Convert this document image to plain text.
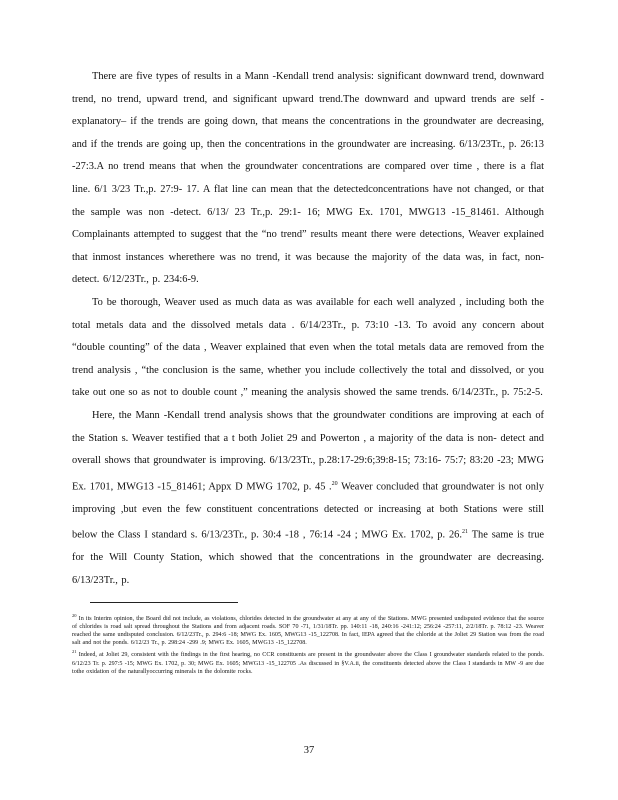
There are five types of results in a Mann -Kendall trend analysis: significant downward trend, downward trend, no trend, upward trend, and significant upward trend.The downward and upward trends are self -explanatory– if the trends are going down, that means the concentrations in the groundwater are decreasing, and if the trends are going up, then the concentrations in the groundwater are increasing. 6/13/23Tr., p. 26:13 -27:3.A no trend means that when the groundwater concentrations are compared over time , there is a flat line. 6/1 3/23 Tr.,p. 27:9- 17. A flat line can mean that the detectedconcentrations have not changed, or that the sample was non -detect. 6/13/ 23 Tr.,p. 29:1- 16; MWG Ex. 1701, MWG13 -15_81461. Although Complainants attempted to suggest that the “no trend” results meant there were detections, Weaver explained that inmost instances wherethere was no trend, it was because the majority of the data was, in fact, non-detect. 6/12/23Tr., p. 234:6-9.

To be thorough, Weaver used as much data as was available for each well analyzed , including both the total metals data and the dissolved metals data . 6/14/23Tr., p. 73:10 -13. To avoid any concern about “double counting” of the data , Weaver explained that even when the total metals data are removed from the trend analysis , “the conclusion is the same, whether you include collectively the total and dissolved, or you take out one so as not to double count ,” meaning the analysis showed the same trends. 6/14/23Tr., p. 75:2-5.

Here, the Mann -Kendall trend analysis shows that the groundwater conditions are improving at each of the Station s. Weaver testified that a t both Joliet 29 and Powerton , a majority of the data is non- detect and overall shows that groundwater is improving. 6/13/23Tr., p.28:17-29:6;39:8-15; 73:16- 75:7; 83:20 -23; MWG Ex. 1701, MWG13 -15_81461; Appx D MWG 1702, p. 45 .$^{20}$ Weaver concluded that groundwater is not only improving ,but even the few constituent concentrations detected or increasing at both Stations were still below the Class I standard s. 6/13/23Tr., p. 30:4 -18 , 76:14 -24 ; MWG Ex. 1702, p. 26.21 The same is true for the Will County Station, which showed that the concentrations in the groundwater are decreasing. 6/13/23Tr., p.

$^{20}$ In its Interim opinion, the Board did not include, as violations, chlorides detected in the groundwater at any at any of the Stations. MWG presented undisputed evidence that the source of chlorides is road salt spread throughout the Stations and from adjacent roads. SOF 70 -71, 1/31/18Tr. pp. 140:11 -18, 240:16 -241:12; 256:24 -257:11, 2/2/18Tr. p. 78:12 -23. Weaver reached the same undisputed conclusion. 6/12/23Tr., p. 294:6 -18; MWG Ex. 1605, MWG13 -15_122708. In fact, IEPA agreed that the chloride at the Joliet 29 Station was from the road salt and not the ponds. 6/12/23 Tr., p. 298:24 -299 .9; MWG Ex. 1605, MWG13 -15_122708.

$^{21}$ Indeed, at Joliet 29, consistent with the findings in the first hearing, no CCR constituents are present in the groundwater above the Class I groundwater standards related to the ponds. 6/12/23 Tr. p. 297:5 -15; MWG Ex. 1702, p. 30; MWG Ex. 1605; MWG13 -15_122705 .As discussed in §V.A.ii, the constituents detected above the Class I standards in MW -9 are due tothe oxidation of the naturallyoccurring minerals in the dolomite rocks.

37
---+---
--- Directions for this task ---
Output an exact copy of the material, with the pictures removed.

--- Result for this task ---
Convert this document image to plain text.
There are five types of results in a Mann -Kendall trend analysis: significant downward trend, downward trend, no trend, upward trend, and significant upward trend.The downward and upward trends are self -explanatory– if the trends are going down, that means the concentrations in the groundwater are decreasing, and if the trends are going up, then the concentrations in the groundwater are increasing. 6/13/23Tr., p. 26:13 -27:3.A no trend means that when the groundwater concentrations are compared over time , there is a flat line. 6/1 3/23 Tr.,p. 27:9- 17. A flat line can mean that the detectedconcentrations have not changed, or that the sample was non -detect. 6/13/ 23 Tr.,p. 29:1- 16; MWG Ex. 1701, MWG13 -15_81461. Although Complainants attempted to suggest that the “no trend” results meant there were detections, Weaver explained that inmost instances wherethere was no trend, it was because the majority of the data was, in fact, non-detect. 6/12/23Tr., p. 234:6-9.

To be thorough, Weaver used as much data as was available for each well analyzed , including both the total metals data and the dissolved metals data . 6/14/23Tr., p. 73:10 -13. To avoid any concern about “double counting” of the data , Weaver explained that even when the total metals data are removed from the trend analysis , “the conclusion is the same, whether you include collectively the total and dissolved, or you take out one so as not to double count ,” meaning the analysis showed the same trends. 6/14/23Tr., p. 75:2-5.

Here, the Mann -Kendall trend analysis shows that the groundwater conditions are improving at each of the Station s. Weaver testified that a t both Joliet 29 and Powerton , a majority of the data is non- detect and overall shows that groundwater is improving. 6/13/23Tr., p.28:17-29:6;39:8-15; 73:16- 75:7; 83:20 -23; MWG Ex. 1701, MWG13 -15_81461; Appx D MWG 1702, p. 45 .$^{20}$ Weaver concluded that groundwater is not only improving ,but even the few constituent concentrations detected or increasing at both Stations were still below the Class I standard s. 6/13/23Tr., p. 30:4 -18 , 76:14 -24 ; MWG Ex. 1702, p. 26.21 The same is true for the Will County Station, which showed that the concentrations in the groundwater are decreasing. 6/13/23Tr., p.

$^{20}$ In its Interim opinion, the Board did not include, as violations, chlorides detected in the groundwater at any at any of the Stations. MWG presented undisputed evidence that the source of chlorides is road salt spread throughout the Stations and from adjacent roads. SOF 70 -71, 1/31/18Tr. pp. 140:11 -18, 240:16 -241:12; 256:24 -257:11, 2/2/18Tr. p. 78:12 -23. Weaver reached the same undisputed conclusion. 6/12/23Tr., p. 294:6 -18; MWG Ex. 1605, MWG13 -15_122708. In fact, IEPA agreed that the chloride at the Joliet 29 Station was from the road salt and not the ponds. 6/12/23 Tr., p. 298:24 -299 .9; MWG Ex. 1605, MWG13 -15_122708.

$^{21}$ Indeed, at Joliet 29, consistent with the findings in the first hearing, no CCR constituents are present in the groundwater above the Class I groundwater standards related to the ponds. 6/12/23 Tr. p. 297:5 -15; MWG Ex. 1702, p. 30; MWG Ex. 1605; MWG13 -15_122705 .As discussed in §V.A.ii, the constituents detected above the Class I standards in MW -9 are due tothe oxidation of the naturallyoccurring minerals in the dolomite rocks.

37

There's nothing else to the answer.